#### [Stated problem]
Exactly as written, retype the listing below, omitting the pictures.

#### [Given records]
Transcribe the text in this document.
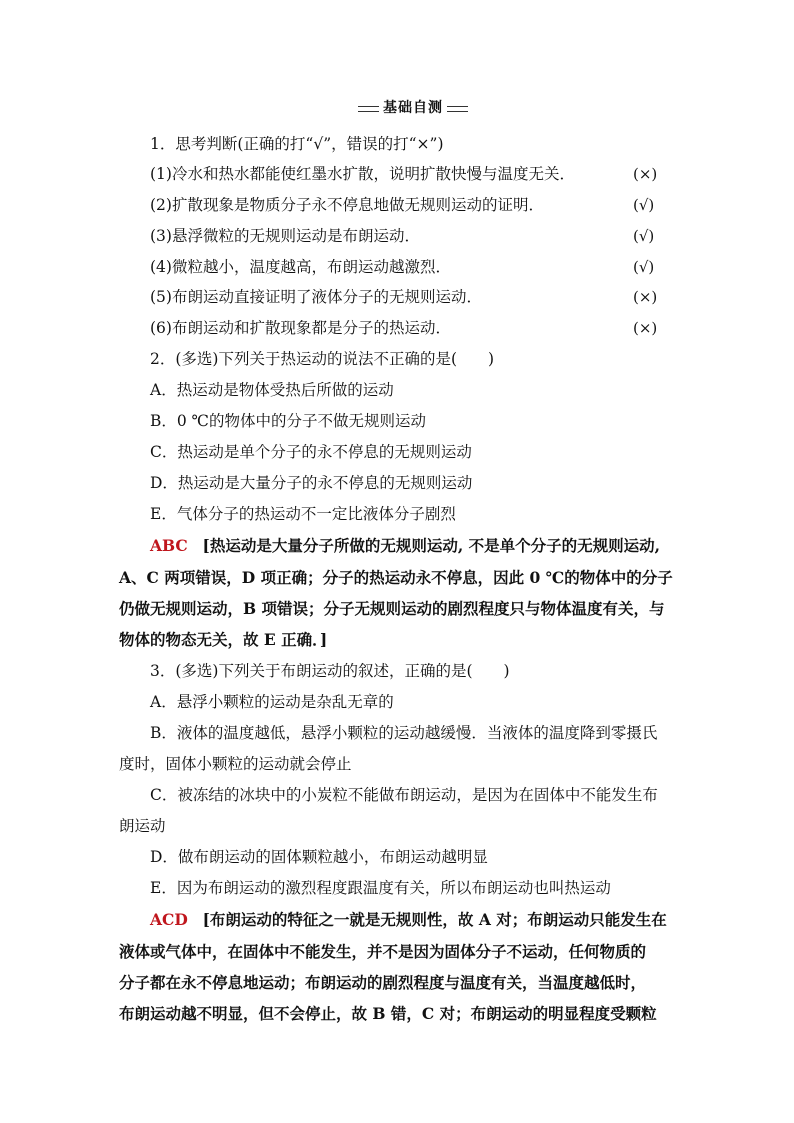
基础自测
1．思考判断(正确的打“√”，错误的打“×”)
(1)冷水和热水都能使红墨水扩散，说明扩散快慢与温度无关．	(×)
(2)扩散现象是物质分子永不停息地做无规则运动的证明．	(√)
(3)悬浮微粒的无规则运动是布朗运动．	(√)
(4)微粒越小，温度越高，布朗运动越激烈．	(√)
(5)布朗运动直接证明了液体分子的无规则运动．	(×)
(6)布朗运动和扩散现象都是分子的热运动．	(×)
2．(多选)下列关于热运动的说法不正确的是(　　)
A．热运动是物体受热后所做的运动
B．0 ℃的物体中的分子不做无规则运动
C．热运动是单个分子的永不停息的无规则运动
D．热运动是大量分子的永不停息的无规则运动
E．气体分子的热运动不一定比液体分子剧烈
ABC [热运动是大量分子所做的无规则运动, 不是单个分子的无规则运动,
A、C 两项错误，D 项正确；分子的热运动永不停息，因此 0 ℃的物体中的分子
仍做无规则运动，B 项错误；分子无规则运动的剧烈程度只与物体温度有关，与
物体的物态无关，故 E 正确．]
3．(多选)下列关于布朗运动的叙述，正确的是(　　)
A．悬浮小颗粒的运动是杂乱无章的
B．液体的温度越低，悬浮小颗粒的运动越缓慢．当液体的温度降到零摄氏
度时，固体小颗粒的运动就会停止
C．被冻结的冰块中的小炭粒不能做布朗运动，是因为在固体中不能发生布
朗运动
D．做布朗运动的固体颗粒越小，布朗运动越明显
E．因为布朗运动的激烈程度跟温度有关，所以布朗运动也叫热运动
ACD [布朗运动的特征之一就是无规则性，故 A 对；布朗运动只能发生在
液体或气体中，在固体中不能发生，并不是因为固体分子不运动，任何物质的
分子都在永不停息地运动；布朗运动的剧烈程度与温度有关，当温度越低时，
布朗运动越不明显，但不会停止，故 B 错，C 对；布朗运动的明显程度受颗粒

#### [Result of this exercise]
Transcribe the text in this document.
基础自测
1．思考判断(正确的打“√”，错误的打“×”)
(1)冷水和热水都能使红墨水扩散，说明扩散快慢与温度无关．	(×)
(2)扩散现象是物质分子永不停息地做无规则运动的证明．	(√)
(3)悬浮微粒的无规则运动是布朗运动．	(√)
(4)微粒越小，温度越高，布朗运动越激烈．	(√)
(5)布朗运动直接证明了液体分子的无规则运动．	(×)
(6)布朗运动和扩散现象都是分子的热运动．	(×)
2．(多选)下列关于热运动的说法不正确的是(　　)
A．热运动是物体受热后所做的运动
B．0 ℃的物体中的分子不做无规则运动
C．热运动是单个分子的永不停息的无规则运动
D．热运动是大量分子的永不停息的无规则运动
E．气体分子的热运动不一定比液体分子剧烈
ABC [热运动是大量分子所做的无规则运动, 不是单个分子的无规则运动,
A、C 两项错误，D 项正确；分子的热运动永不停息，因此 0 ℃的物体中的分子
仍做无规则运动，B 项错误；分子无规则运动的剧烈程度只与物体温度有关，与
物体的物态无关，故 E 正确．]
3．(多选)下列关于布朗运动的叙述，正确的是(　　)
A．悬浮小颗粒的运动是杂乱无章的
B．液体的温度越低，悬浮小颗粒的运动越缓慢．当液体的温度降到零摄氏
度时，固体小颗粒的运动就会停止
C．被冻结的冰块中的小炭粒不能做布朗运动，是因为在固体中不能发生布
朗运动
D．做布朗运动的固体颗粒越小，布朗运动越明显
E．因为布朗运动的激烈程度跟温度有关，所以布朗运动也叫热运动
ACD [布朗运动的特征之一就是无规则性，故 A 对；布朗运动只能发生在
液体或气体中，在固体中不能发生，并不是因为固体分子不运动，任何物质的
分子都在永不停息地运动；布朗运动的剧烈程度与温度有关，当温度越低时，
布朗运动越不明显，但不会停止，故 B 错，C 对；布朗运动的明显程度受颗粒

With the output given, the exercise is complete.